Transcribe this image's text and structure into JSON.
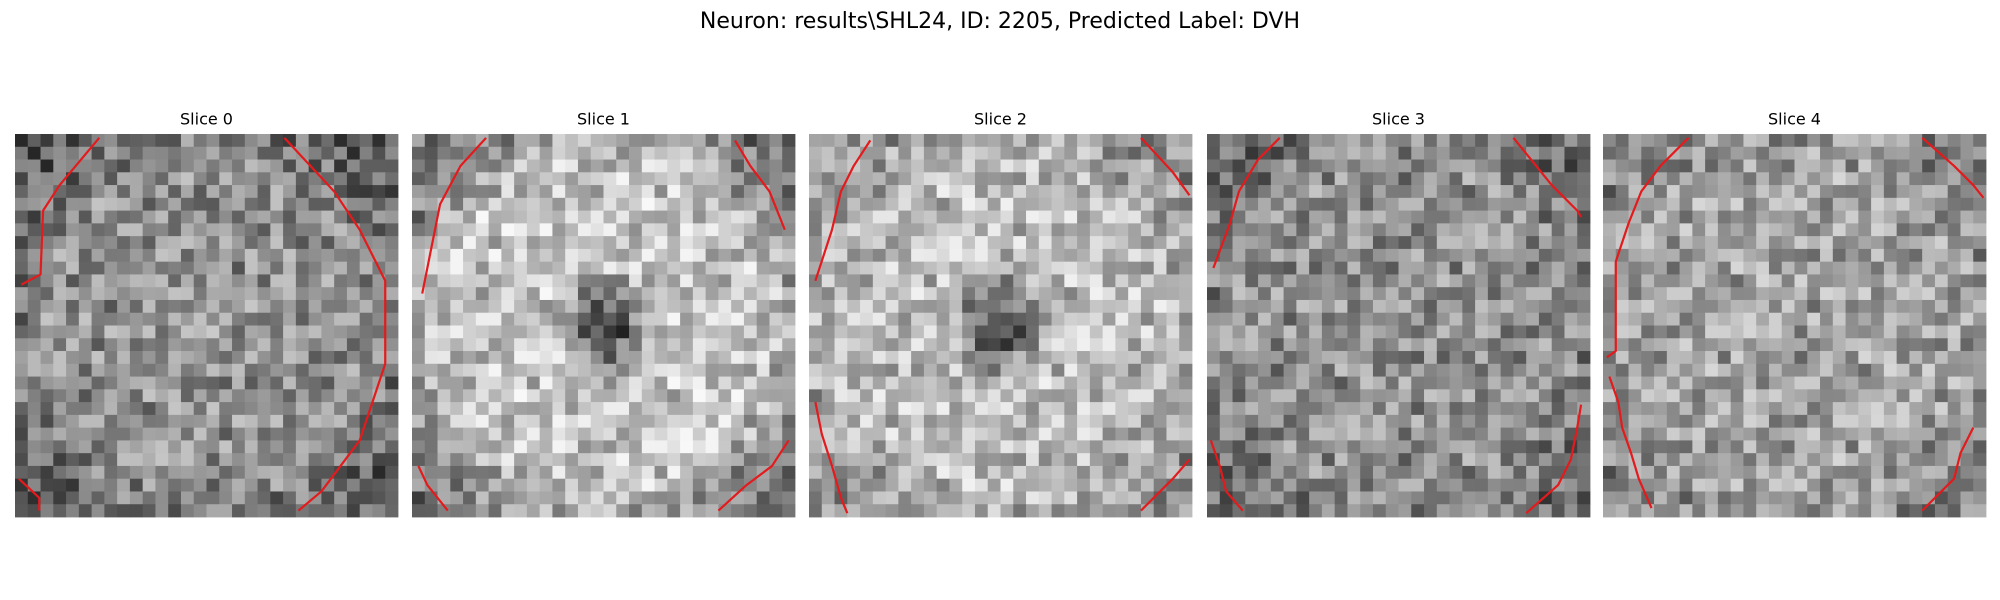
{
  "header": {
    "title": "Neuron: results\\SHL24, ID: 2205, Predicted Label: DVH"
  },
  "slices": [
    {
      "title": "Slice 0"
    },
    {
      "title": "Slice 1"
    },
    {
      "title": "Slice 2"
    },
    {
      "title": "Slice 3"
    },
    {
      "title": "Slice 4"
    }
  ]
}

• • • • • • •

» **What needs to be done**
Each entry gets copied exactly; the pictures stay out.

» **Task output**
Transcribe this image's text and structure into JSON.
{
  "header": {
    "title": "Neuron: results\\SHL24, ID: 2205, Predicted Label: DVH"
  },
  "slices": [
    {
      "title": "Slice 0"
    },
    {
      "title": "Slice 1"
    },
    {
      "title": "Slice 2"
    },
    {
      "title": "Slice 3"
    },
    {
      "title": "Slice 4"
    }
  ]
}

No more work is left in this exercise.